** Start of Extracted data **
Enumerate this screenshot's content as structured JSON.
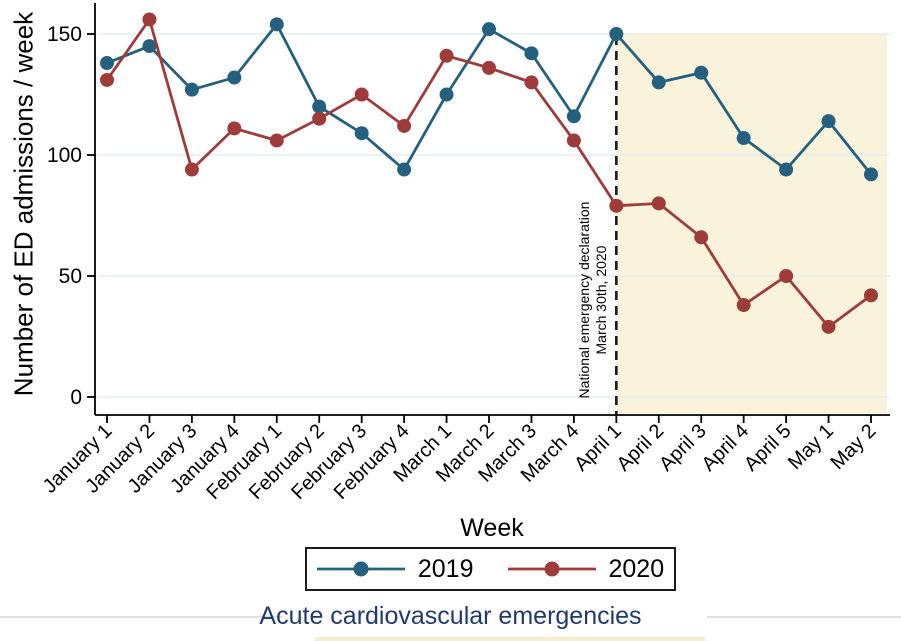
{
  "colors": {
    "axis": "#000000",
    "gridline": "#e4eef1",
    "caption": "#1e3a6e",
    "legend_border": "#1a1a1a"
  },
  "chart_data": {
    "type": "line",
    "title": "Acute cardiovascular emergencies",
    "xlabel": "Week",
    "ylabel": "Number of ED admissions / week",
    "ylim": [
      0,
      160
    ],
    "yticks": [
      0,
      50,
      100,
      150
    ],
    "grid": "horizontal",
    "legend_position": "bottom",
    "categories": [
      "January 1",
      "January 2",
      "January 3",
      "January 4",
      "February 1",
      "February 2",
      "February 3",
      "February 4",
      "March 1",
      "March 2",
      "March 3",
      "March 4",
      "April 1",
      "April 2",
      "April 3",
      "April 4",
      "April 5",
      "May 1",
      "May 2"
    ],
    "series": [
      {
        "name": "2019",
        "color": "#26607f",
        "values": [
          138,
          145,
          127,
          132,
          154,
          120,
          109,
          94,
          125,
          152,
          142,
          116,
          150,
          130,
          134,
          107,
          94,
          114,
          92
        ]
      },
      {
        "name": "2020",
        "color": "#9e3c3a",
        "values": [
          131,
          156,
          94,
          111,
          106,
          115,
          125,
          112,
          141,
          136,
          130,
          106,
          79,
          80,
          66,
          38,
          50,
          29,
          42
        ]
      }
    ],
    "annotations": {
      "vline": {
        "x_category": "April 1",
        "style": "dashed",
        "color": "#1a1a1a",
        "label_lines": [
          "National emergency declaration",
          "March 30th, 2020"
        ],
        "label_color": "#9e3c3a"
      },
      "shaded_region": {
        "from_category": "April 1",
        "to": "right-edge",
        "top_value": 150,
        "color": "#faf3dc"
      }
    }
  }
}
** End of Extracted data **
**Challenge**: Restate the whole listing above exactly, please, omitting every image.

**Task output**:
Enumerate this screenshot's content as structured JSON.
{
  "colors": {
    "axis": "#000000",
    "gridline": "#e4eef1",
    "caption": "#1e3a6e",
    "legend_border": "#1a1a1a"
  },
  "chart_data": {
    "type": "line",
    "title": "Acute cardiovascular emergencies",
    "xlabel": "Week",
    "ylabel": "Number of ED admissions / week",
    "ylim": [
      0,
      160
    ],
    "yticks": [
      0,
      50,
      100,
      150
    ],
    "grid": "horizontal",
    "legend_position": "bottom",
    "categories": [
      "January 1",
      "January 2",
      "January 3",
      "January 4",
      "February 1",
      "February 2",
      "February 3",
      "February 4",
      "March 1",
      "March 2",
      "March 3",
      "March 4",
      "April 1",
      "April 2",
      "April 3",
      "April 4",
      "April 5",
      "May 1",
      "May 2"
    ],
    "series": [
      {
        "name": "2019",
        "color": "#26607f",
        "values": [
          138,
          145,
          127,
          132,
          154,
          120,
          109,
          94,
          125,
          152,
          142,
          116,
          150,
          130,
          134,
          107,
          94,
          114,
          92
        ]
      },
      {
        "name": "2020",
        "color": "#9e3c3a",
        "values": [
          131,
          156,
          94,
          111,
          106,
          115,
          125,
          112,
          141,
          136,
          130,
          106,
          79,
          80,
          66,
          38,
          50,
          29,
          42
        ]
      }
    ],
    "annotations": {
      "vline": {
        "x_category": "April 1",
        "style": "dashed",
        "color": "#1a1a1a",
        "label_lines": [
          "National emergency declaration",
          "March 30th, 2020"
        ],
        "label_color": "#9e3c3a"
      },
      "shaded_region": {
        "from_category": "April 1",
        "to": "right-edge",
        "top_value": 150,
        "color": "#faf3dc"
      }
    }
  }
}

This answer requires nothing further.